## Aim
Below are the records. List every line holding the word "Phosphorus".

################

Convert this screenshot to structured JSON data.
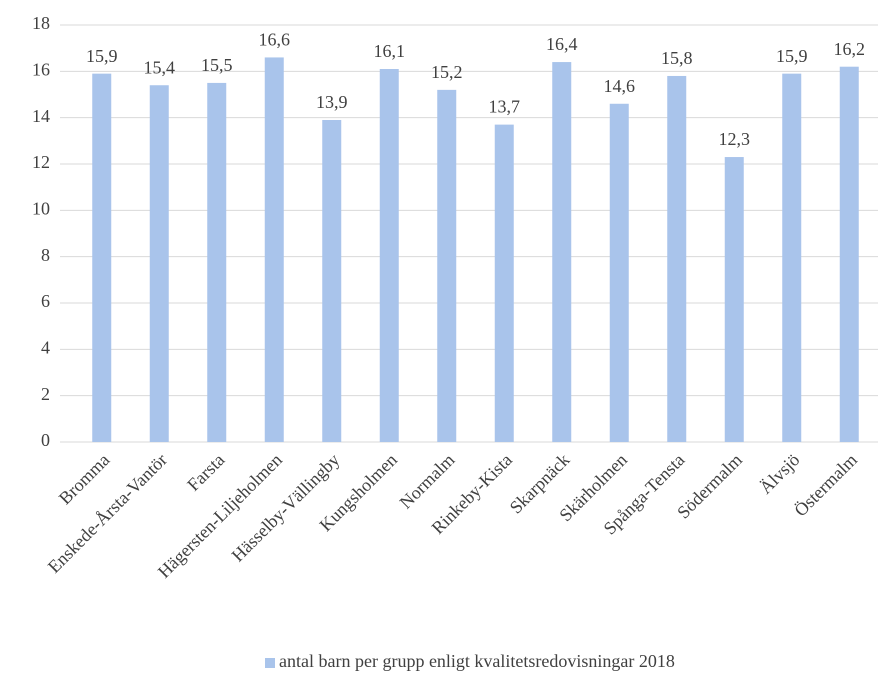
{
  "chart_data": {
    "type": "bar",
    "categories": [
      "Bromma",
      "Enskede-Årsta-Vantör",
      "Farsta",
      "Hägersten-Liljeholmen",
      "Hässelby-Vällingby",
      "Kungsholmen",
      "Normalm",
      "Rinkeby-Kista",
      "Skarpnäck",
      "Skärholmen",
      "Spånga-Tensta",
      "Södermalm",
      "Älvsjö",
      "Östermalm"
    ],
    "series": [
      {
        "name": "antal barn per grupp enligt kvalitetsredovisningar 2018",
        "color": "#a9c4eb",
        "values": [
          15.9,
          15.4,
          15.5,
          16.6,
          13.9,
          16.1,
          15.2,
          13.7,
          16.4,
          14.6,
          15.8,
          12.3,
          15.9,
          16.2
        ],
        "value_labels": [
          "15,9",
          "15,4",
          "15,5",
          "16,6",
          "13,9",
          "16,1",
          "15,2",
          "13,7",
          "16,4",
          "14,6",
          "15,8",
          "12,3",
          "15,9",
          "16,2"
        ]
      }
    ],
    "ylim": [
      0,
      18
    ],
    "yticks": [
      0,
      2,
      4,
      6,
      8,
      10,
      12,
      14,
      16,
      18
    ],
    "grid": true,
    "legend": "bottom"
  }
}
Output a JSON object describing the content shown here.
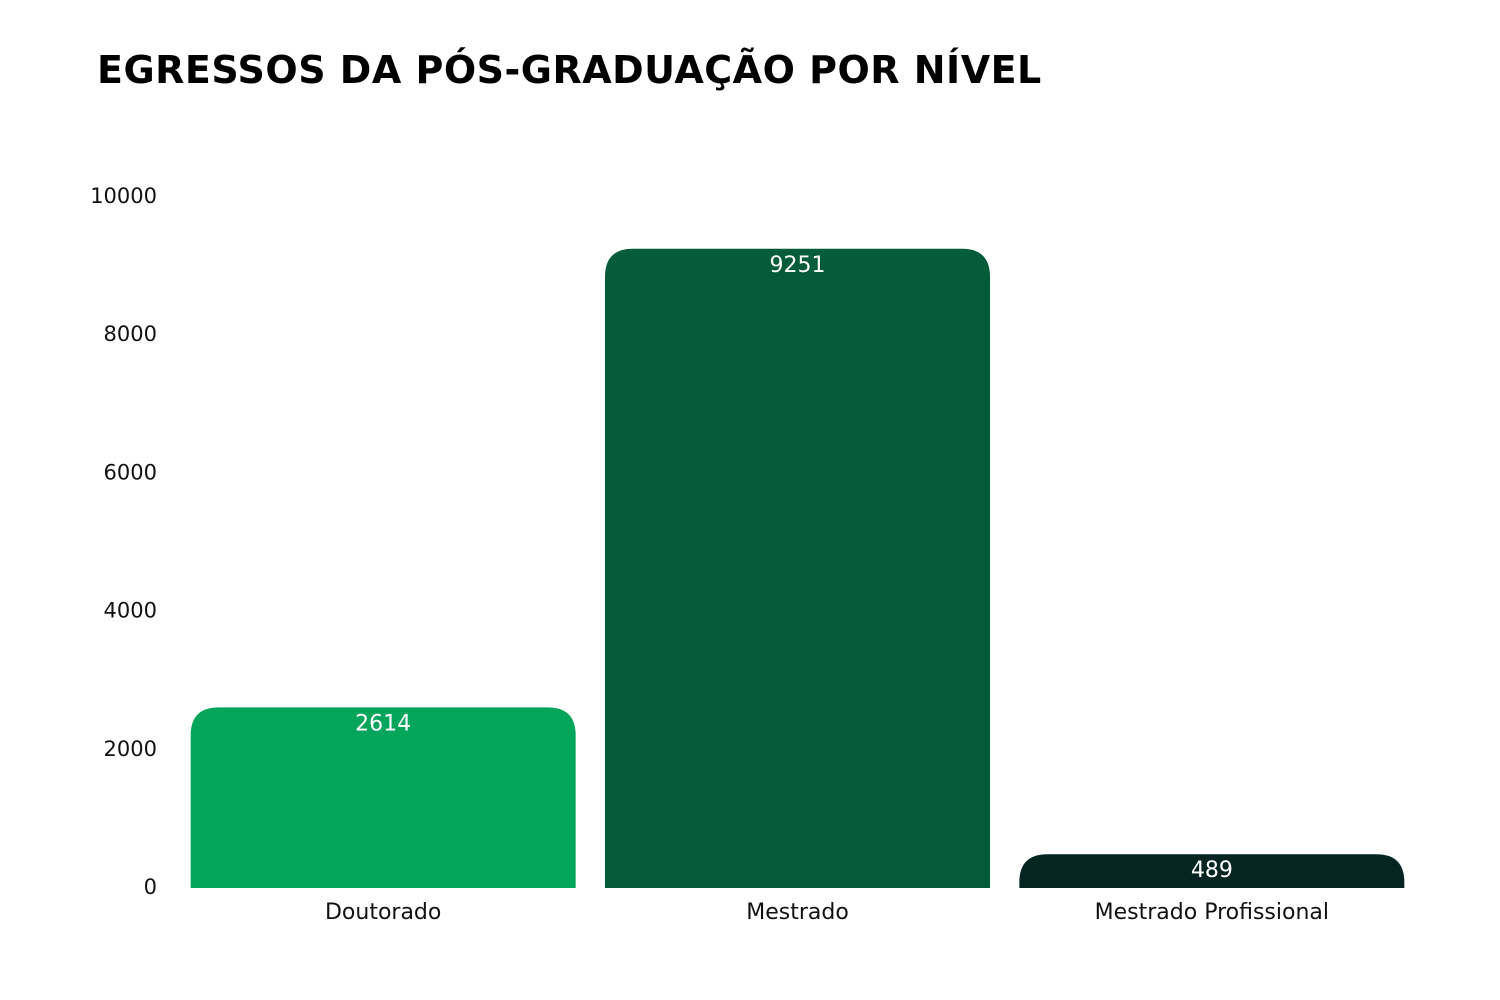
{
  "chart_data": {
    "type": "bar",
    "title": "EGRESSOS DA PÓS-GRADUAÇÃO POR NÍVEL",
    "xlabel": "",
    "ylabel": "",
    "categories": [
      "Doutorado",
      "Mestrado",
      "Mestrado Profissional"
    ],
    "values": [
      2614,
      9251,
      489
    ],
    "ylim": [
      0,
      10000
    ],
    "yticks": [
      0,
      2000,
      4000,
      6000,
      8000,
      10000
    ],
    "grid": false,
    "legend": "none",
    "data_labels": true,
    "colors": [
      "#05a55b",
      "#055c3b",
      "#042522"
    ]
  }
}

################

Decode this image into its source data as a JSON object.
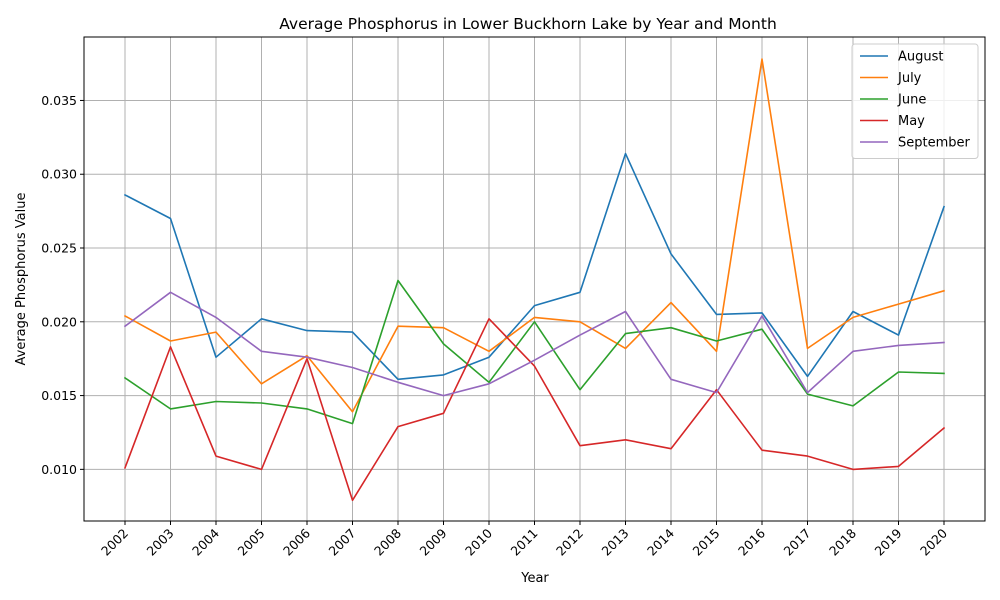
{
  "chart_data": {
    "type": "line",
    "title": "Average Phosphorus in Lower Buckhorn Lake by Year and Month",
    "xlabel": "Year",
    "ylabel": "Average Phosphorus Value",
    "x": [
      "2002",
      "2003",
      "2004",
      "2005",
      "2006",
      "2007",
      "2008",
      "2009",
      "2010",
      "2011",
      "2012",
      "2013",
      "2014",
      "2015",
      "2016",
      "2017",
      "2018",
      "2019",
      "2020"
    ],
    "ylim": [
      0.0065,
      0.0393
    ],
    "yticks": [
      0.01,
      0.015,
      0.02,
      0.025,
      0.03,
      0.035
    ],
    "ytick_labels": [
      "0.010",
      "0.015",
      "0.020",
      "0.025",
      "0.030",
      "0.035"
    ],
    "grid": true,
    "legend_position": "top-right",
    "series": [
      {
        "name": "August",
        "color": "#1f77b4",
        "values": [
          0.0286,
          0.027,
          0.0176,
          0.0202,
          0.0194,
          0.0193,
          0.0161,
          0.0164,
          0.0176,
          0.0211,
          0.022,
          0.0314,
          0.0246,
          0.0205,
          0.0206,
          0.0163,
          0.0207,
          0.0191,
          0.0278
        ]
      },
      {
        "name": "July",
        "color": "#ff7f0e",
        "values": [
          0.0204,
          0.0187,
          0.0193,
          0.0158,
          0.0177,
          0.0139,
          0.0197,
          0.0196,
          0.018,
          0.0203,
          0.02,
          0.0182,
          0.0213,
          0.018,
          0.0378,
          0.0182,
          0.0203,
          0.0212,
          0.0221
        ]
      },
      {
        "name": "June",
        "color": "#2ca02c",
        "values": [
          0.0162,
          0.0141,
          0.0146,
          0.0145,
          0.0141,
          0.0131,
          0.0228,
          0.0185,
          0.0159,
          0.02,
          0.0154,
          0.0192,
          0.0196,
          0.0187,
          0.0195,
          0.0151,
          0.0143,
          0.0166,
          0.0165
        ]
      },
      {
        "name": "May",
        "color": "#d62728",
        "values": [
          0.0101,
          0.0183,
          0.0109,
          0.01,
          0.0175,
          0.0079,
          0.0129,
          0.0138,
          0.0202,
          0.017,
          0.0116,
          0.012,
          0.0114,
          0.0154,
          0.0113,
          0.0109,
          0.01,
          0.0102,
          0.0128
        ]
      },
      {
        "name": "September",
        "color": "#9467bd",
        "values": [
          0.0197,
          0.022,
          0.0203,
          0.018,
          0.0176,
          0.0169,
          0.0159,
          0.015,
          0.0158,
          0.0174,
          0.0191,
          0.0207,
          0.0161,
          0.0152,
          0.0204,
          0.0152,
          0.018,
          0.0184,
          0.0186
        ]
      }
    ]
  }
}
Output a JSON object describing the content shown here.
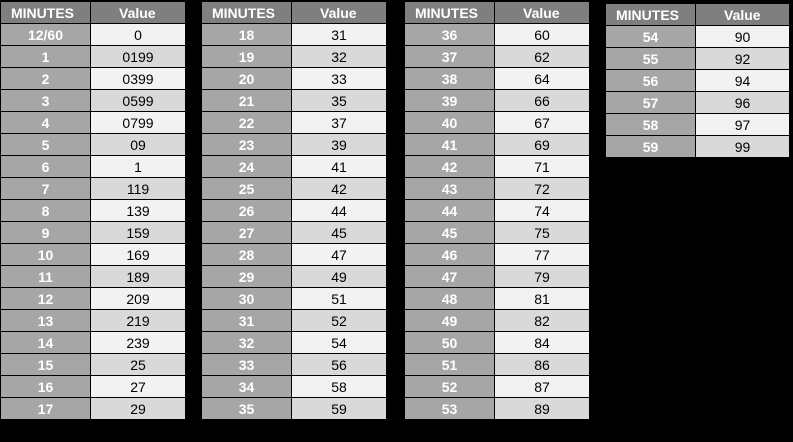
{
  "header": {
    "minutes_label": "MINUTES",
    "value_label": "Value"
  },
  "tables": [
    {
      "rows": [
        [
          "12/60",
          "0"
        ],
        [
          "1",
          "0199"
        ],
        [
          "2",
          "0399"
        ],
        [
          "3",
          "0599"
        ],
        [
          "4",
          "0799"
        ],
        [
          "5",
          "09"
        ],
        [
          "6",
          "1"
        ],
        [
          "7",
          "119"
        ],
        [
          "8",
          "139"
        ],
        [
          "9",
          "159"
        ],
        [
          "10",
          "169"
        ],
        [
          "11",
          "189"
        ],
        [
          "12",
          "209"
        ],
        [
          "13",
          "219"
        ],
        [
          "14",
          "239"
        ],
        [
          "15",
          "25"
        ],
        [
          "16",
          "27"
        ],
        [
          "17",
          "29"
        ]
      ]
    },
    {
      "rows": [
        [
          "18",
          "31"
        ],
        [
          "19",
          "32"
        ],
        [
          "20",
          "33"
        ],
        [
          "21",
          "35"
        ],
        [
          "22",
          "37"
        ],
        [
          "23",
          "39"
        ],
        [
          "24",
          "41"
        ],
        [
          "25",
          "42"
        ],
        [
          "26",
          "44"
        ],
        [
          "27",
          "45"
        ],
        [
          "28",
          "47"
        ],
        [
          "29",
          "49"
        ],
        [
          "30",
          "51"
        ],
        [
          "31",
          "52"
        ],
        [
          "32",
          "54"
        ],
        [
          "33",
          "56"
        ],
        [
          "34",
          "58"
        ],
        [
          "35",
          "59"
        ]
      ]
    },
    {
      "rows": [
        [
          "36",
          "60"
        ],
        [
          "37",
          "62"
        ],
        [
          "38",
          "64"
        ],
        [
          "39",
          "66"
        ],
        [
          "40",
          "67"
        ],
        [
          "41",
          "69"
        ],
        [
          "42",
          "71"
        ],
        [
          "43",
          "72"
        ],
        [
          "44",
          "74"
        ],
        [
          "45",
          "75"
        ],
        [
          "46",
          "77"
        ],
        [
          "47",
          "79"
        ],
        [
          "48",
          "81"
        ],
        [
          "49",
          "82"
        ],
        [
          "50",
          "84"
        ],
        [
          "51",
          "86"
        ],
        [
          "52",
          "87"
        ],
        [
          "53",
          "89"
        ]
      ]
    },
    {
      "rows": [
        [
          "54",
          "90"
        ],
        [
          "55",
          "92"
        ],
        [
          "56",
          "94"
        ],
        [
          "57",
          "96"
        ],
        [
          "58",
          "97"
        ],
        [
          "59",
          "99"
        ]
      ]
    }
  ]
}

################

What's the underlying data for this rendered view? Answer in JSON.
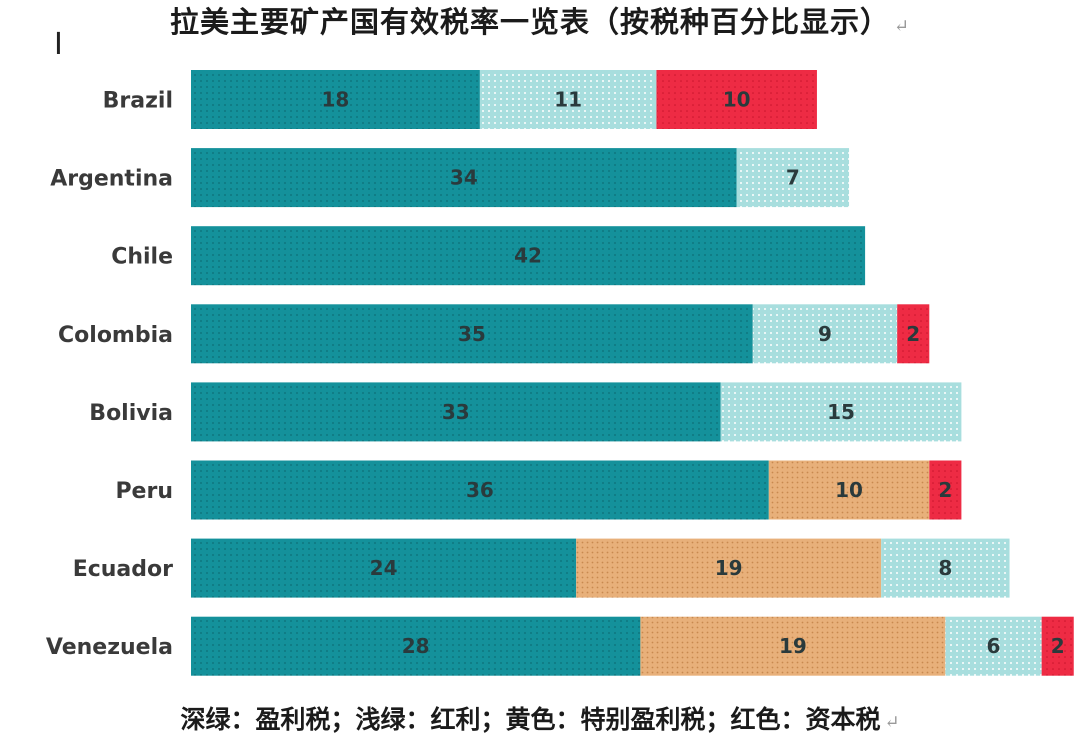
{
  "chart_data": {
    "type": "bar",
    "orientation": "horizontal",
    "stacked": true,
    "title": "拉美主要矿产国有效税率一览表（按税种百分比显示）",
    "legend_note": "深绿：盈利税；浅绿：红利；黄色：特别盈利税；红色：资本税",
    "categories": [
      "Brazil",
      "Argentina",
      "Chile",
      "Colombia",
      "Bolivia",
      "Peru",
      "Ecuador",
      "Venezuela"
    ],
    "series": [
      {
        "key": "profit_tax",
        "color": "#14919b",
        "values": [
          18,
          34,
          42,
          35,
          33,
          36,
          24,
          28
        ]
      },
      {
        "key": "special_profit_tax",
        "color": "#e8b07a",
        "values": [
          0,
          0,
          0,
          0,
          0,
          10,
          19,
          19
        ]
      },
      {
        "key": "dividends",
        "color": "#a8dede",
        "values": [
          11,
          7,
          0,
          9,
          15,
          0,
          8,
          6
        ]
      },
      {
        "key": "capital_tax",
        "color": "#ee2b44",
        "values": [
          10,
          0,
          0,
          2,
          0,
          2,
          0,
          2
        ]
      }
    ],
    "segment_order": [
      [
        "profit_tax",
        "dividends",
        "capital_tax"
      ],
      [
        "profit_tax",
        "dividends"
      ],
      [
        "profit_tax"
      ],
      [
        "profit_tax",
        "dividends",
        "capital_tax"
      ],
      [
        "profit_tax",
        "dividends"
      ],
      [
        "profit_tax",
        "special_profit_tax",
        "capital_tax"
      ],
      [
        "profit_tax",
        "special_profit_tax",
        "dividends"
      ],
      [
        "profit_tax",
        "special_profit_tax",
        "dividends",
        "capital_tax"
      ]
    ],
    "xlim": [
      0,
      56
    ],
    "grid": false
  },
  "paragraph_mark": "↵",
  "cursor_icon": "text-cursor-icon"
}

################

## Answer to this task
    "title": "Average Phosphorus in Lower Buckhorn Lake by Year and Month",
    "ylabel": "Average Phosphorus Value",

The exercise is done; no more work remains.